Present each line of the entries below that holds the word "name".

════════════════

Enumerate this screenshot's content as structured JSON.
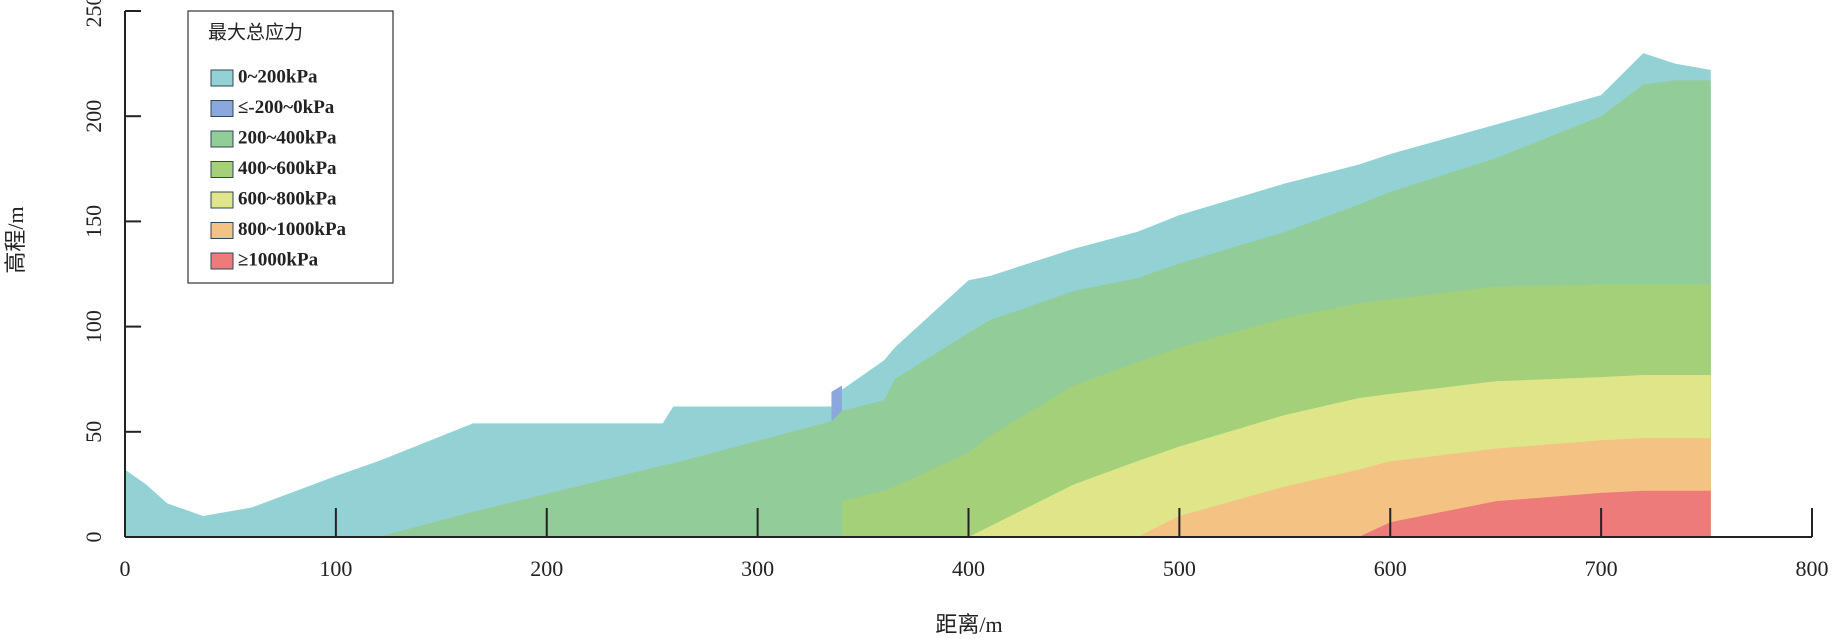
{
  "chart_data": {
    "type": "area",
    "xlabel": "距离/m",
    "ylabel": "高程/m",
    "legend_title": "最大总应力",
    "x": [
      0,
      10,
      20,
      37,
      60,
      100,
      120,
      165,
      255,
      260,
      335,
      340,
      360,
      365,
      400,
      410,
      450,
      480,
      500,
      550,
      585,
      600,
      650,
      700,
      720,
      735,
      752
    ],
    "series": [
      {
        "name": "0~200kPa",
        "color": "#93d2d4",
        "values": [
          32,
          25,
          16,
          10,
          14,
          29,
          36,
          54,
          54,
          62,
          62,
          70,
          84,
          90,
          122,
          124,
          137,
          145,
          153,
          168,
          177,
          182,
          196,
          210,
          230,
          225,
          222
        ]
      },
      {
        "name": "≤-200~0kPa",
        "color": "#8aa8dc",
        "values": [
          null,
          null,
          null,
          null,
          null,
          null,
          null,
          null,
          null,
          null,
          69,
          72,
          null,
          null,
          null,
          null,
          null,
          null,
          null,
          null,
          null,
          null,
          null,
          null,
          null,
          null,
          null
        ]
      },
      {
        "name": "200~400kPa",
        "color": "#92cc98",
        "values": [
          null,
          null,
          null,
          null,
          null,
          null,
          0,
          12,
          34,
          35,
          55,
          60,
          65,
          75,
          97,
          103,
          117,
          123,
          130,
          145,
          158,
          164,
          180,
          200,
          215,
          217,
          217
        ]
      },
      {
        "name": "400~600kPa",
        "color": "#a4d07a",
        "values": [
          null,
          null,
          null,
          null,
          null,
          null,
          null,
          null,
          null,
          null,
          null,
          17,
          22,
          24,
          40,
          48,
          72,
          83,
          90,
          104,
          111,
          113,
          119,
          120,
          120,
          120,
          120
        ]
      },
      {
        "name": "600~800kPa",
        "color": "#dfe68a",
        "values": [
          null,
          null,
          null,
          null,
          null,
          null,
          null,
          null,
          null,
          null,
          null,
          null,
          null,
          null,
          0,
          5,
          25,
          36,
          43,
          58,
          66,
          68,
          74,
          76,
          77,
          77,
          77
        ]
      },
      {
        "name": "800~1000kPa",
        "color": "#f4c282",
        "values": [
          null,
          null,
          null,
          null,
          null,
          null,
          null,
          null,
          null,
          null,
          null,
          null,
          null,
          null,
          null,
          null,
          null,
          0,
          10,
          24,
          32,
          36,
          42,
          46,
          47,
          47,
          47
        ]
      },
      {
        "name": "≥1000kPa",
        "color": "#ec7b7a",
        "values": [
          null,
          null,
          null,
          null,
          null,
          null,
          null,
          null,
          null,
          null,
          null,
          null,
          null,
          null,
          null,
          null,
          null,
          null,
          null,
          null,
          0,
          7,
          17,
          21,
          22,
          22,
          22
        ]
      }
    ],
    "xlim": [
      0,
      800
    ],
    "ylim": [
      0,
      250
    ],
    "xticks": [
      0,
      100,
      200,
      300,
      400,
      500,
      600,
      700,
      800
    ],
    "yticks": [
      0,
      50,
      100,
      150,
      200,
      250
    ]
  }
}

════════════════

• [Solved problem]
        "name": "0~200kPa",
        "name": "≤-200~0kPa",
        "name": "200~400kPa",
        "name": "400~600kPa",
        "name": "600~800kPa",
        "name": "800~1000kPa",
        "name": "≥1000kPa",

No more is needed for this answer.